___ Data to use ___

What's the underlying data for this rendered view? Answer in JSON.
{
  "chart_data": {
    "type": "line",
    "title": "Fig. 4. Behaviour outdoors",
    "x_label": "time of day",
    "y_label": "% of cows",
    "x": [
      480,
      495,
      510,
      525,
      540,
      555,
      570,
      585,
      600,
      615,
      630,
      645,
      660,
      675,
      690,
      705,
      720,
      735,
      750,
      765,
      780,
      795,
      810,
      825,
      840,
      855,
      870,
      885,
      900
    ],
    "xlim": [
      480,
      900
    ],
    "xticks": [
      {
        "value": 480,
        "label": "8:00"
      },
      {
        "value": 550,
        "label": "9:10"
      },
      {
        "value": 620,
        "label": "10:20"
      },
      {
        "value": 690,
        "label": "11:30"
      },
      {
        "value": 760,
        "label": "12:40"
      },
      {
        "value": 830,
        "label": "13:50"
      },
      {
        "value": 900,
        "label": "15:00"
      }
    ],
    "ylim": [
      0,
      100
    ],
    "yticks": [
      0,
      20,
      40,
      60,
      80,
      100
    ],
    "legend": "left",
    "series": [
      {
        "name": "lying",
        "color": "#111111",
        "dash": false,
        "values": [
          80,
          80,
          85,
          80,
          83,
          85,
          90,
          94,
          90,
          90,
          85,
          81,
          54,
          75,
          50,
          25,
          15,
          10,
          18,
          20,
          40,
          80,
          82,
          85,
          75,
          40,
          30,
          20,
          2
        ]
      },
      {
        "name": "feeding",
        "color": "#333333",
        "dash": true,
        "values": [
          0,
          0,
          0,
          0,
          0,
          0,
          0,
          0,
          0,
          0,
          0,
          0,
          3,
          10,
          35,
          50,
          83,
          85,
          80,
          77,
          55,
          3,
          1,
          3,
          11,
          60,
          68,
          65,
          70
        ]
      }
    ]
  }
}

___

Given problem ▸ Return every record, word for word.

Output for this task ▸
What's the underlying data for this rendered view? Answer in JSON.
{
  "chart_data": {
    "type": "line",
    "title": "Fig. 4. Behaviour outdoors",
    "x_label": "time of day",
    "y_label": "% of cows",
    "x": [
      480,
      495,
      510,
      525,
      540,
      555,
      570,
      585,
      600,
      615,
      630,
      645,
      660,
      675,
      690,
      705,
      720,
      735,
      750,
      765,
      780,
      795,
      810,
      825,
      840,
      855,
      870,
      885,
      900
    ],
    "xlim": [
      480,
      900
    ],
    "xticks": [
      {
        "value": 480,
        "label": "8:00"
      },
      {
        "value": 550,
        "label": "9:10"
      },
      {
        "value": 620,
        "label": "10:20"
      },
      {
        "value": 690,
        "label": "11:30"
      },
      {
        "value": 760,
        "label": "12:40"
      },
      {
        "value": 830,
        "label": "13:50"
      },
      {
        "value": 900,
        "label": "15:00"
      }
    ],
    "ylim": [
      0,
      100
    ],
    "yticks": [
      0,
      20,
      40,
      60,
      80,
      100
    ],
    "legend": "left",
    "series": [
      {
        "name": "lying",
        "color": "#111111",
        "dash": false,
        "values": [
          80,
          80,
          85,
          80,
          83,
          85,
          90,
          94,
          90,
          90,
          85,
          81,
          54,
          75,
          50,
          25,
          15,
          10,
          18,
          20,
          40,
          80,
          82,
          85,
          75,
          40,
          30,
          20,
          2
        ]
      },
      {
        "name": "feeding",
        "color": "#333333",
        "dash": true,
        "values": [
          0,
          0,
          0,
          0,
          0,
          0,
          0,
          0,
          0,
          0,
          0,
          0,
          3,
          10,
          35,
          50,
          83,
          85,
          80,
          77,
          55,
          3,
          1,
          3,
          11,
          60,
          68,
          65,
          70
        ]
      }
    ]
  }
}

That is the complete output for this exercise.